Check each line for the string "name", then give only how many lines have it.

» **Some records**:
▼
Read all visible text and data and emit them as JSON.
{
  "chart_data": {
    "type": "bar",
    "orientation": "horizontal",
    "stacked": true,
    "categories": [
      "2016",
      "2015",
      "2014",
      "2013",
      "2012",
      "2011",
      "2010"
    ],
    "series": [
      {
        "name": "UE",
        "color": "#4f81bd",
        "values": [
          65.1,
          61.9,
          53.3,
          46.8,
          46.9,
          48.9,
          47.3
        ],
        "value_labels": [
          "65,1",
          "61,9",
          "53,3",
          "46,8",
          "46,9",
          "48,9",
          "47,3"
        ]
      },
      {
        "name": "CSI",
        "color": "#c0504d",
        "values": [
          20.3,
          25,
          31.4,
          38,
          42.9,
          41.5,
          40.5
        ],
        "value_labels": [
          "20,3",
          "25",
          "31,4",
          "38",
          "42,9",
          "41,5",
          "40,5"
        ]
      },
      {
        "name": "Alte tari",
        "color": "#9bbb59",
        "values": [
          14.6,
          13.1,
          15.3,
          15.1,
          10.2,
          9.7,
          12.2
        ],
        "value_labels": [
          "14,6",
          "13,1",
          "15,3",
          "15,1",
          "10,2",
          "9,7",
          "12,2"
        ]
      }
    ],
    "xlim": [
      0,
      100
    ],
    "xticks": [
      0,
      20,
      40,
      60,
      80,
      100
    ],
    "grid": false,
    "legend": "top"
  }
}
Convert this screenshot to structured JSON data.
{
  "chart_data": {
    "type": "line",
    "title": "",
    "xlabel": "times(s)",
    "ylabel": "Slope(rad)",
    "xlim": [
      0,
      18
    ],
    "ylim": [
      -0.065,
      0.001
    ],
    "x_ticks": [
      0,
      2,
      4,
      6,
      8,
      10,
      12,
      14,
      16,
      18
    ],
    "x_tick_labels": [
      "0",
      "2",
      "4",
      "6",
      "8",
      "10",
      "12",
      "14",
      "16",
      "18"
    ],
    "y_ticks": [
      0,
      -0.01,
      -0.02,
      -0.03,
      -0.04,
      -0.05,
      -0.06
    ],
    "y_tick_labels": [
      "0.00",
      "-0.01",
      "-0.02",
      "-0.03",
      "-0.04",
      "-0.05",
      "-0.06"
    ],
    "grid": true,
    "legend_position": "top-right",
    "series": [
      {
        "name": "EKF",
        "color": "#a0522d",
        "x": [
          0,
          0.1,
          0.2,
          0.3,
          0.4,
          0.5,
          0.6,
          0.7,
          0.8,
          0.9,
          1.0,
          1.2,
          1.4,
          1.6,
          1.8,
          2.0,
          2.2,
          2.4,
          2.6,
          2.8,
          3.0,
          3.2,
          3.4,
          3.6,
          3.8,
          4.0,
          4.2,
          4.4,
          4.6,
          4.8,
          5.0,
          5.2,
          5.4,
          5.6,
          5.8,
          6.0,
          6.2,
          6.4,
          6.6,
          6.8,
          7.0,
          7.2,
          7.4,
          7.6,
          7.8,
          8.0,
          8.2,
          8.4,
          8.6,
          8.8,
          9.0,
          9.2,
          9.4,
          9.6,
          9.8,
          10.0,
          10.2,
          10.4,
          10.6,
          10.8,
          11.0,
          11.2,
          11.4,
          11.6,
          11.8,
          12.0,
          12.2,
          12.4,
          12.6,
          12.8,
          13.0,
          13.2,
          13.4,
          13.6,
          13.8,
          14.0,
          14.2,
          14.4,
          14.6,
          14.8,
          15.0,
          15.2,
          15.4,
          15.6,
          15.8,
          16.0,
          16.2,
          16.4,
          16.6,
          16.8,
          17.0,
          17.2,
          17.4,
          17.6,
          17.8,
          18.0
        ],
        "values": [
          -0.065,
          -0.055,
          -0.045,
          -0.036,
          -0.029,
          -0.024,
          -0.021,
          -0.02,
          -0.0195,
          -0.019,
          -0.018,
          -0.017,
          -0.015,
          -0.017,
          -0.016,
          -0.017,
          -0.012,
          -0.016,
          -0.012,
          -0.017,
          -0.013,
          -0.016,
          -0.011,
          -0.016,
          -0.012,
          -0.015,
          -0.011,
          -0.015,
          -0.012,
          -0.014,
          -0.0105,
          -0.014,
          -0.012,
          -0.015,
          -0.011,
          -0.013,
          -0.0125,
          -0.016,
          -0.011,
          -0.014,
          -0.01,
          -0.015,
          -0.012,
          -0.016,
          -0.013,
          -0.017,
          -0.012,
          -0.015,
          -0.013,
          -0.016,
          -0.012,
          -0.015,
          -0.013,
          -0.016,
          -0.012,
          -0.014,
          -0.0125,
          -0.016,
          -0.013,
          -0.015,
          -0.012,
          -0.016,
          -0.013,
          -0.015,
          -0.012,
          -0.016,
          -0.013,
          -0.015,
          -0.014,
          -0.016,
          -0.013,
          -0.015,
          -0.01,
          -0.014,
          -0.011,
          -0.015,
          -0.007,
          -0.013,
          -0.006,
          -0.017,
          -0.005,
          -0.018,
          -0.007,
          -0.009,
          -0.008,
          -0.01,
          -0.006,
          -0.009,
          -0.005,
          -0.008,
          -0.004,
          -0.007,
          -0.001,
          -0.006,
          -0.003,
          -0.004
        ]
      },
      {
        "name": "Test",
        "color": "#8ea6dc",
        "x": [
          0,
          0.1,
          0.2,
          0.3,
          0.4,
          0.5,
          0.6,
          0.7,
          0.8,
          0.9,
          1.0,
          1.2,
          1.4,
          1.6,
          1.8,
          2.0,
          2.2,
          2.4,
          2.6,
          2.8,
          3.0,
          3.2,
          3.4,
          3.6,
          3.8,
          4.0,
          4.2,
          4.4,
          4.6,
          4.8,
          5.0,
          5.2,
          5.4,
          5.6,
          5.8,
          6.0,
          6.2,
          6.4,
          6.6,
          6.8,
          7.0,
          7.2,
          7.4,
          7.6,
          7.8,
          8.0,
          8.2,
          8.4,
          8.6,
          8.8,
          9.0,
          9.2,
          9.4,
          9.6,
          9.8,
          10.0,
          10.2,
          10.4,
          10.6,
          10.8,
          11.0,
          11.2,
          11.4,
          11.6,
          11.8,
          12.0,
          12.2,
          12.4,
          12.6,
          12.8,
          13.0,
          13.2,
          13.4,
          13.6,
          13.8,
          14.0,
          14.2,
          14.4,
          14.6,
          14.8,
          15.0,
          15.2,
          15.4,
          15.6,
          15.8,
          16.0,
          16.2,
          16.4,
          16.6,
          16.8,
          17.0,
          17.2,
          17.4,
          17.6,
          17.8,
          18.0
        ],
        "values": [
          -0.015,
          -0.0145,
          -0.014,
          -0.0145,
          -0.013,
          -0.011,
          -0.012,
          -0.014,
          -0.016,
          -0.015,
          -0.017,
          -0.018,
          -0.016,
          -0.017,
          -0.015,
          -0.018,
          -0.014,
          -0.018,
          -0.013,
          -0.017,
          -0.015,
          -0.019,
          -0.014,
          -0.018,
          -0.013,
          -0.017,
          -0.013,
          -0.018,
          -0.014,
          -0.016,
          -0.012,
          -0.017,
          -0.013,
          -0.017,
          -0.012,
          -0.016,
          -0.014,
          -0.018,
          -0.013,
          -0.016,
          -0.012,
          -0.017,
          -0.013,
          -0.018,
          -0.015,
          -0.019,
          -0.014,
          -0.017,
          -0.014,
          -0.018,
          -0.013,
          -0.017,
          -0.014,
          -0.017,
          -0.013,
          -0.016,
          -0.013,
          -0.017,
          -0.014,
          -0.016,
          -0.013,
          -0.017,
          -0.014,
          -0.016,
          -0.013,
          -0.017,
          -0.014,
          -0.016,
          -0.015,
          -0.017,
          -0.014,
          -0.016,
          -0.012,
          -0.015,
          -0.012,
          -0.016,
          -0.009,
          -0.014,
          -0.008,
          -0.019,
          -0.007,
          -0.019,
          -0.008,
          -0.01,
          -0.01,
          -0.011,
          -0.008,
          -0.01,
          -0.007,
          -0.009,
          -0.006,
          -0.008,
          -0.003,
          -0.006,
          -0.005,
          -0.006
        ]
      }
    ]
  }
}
▲
» **OUTPUT OF THE TASK**:
5